ENTRIES SHOWN
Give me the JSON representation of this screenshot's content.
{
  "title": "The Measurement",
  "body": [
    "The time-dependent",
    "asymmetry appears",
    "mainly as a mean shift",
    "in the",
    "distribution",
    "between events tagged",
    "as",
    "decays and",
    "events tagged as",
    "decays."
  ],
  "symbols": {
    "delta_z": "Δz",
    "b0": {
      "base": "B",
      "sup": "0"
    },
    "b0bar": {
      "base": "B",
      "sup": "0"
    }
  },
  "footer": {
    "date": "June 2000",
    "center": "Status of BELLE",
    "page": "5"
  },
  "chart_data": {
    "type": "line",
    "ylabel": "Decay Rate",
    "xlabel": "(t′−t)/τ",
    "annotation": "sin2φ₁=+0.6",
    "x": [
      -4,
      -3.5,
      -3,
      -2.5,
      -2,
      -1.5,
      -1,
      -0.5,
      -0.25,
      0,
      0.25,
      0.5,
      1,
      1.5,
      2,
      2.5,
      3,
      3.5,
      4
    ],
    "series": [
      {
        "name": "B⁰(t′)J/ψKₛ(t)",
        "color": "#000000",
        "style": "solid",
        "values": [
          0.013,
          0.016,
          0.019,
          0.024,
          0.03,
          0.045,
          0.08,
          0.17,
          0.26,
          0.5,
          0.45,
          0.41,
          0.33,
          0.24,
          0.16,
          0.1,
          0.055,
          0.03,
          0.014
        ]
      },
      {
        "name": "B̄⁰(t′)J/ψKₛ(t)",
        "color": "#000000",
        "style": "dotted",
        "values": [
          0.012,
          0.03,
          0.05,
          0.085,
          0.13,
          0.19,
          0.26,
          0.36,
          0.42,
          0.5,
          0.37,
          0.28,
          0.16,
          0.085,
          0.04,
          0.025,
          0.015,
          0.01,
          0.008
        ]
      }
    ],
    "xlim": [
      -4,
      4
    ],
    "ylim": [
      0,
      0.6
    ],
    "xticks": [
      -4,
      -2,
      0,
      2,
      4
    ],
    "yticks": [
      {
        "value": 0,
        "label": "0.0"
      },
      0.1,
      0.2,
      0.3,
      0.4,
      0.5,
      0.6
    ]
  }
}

WORK TO BE COMPLETED
Go over the records above line by line and count those holding the word "tagged". Reply only with the number.

OUTPUT FOR THIS EXERCISE
2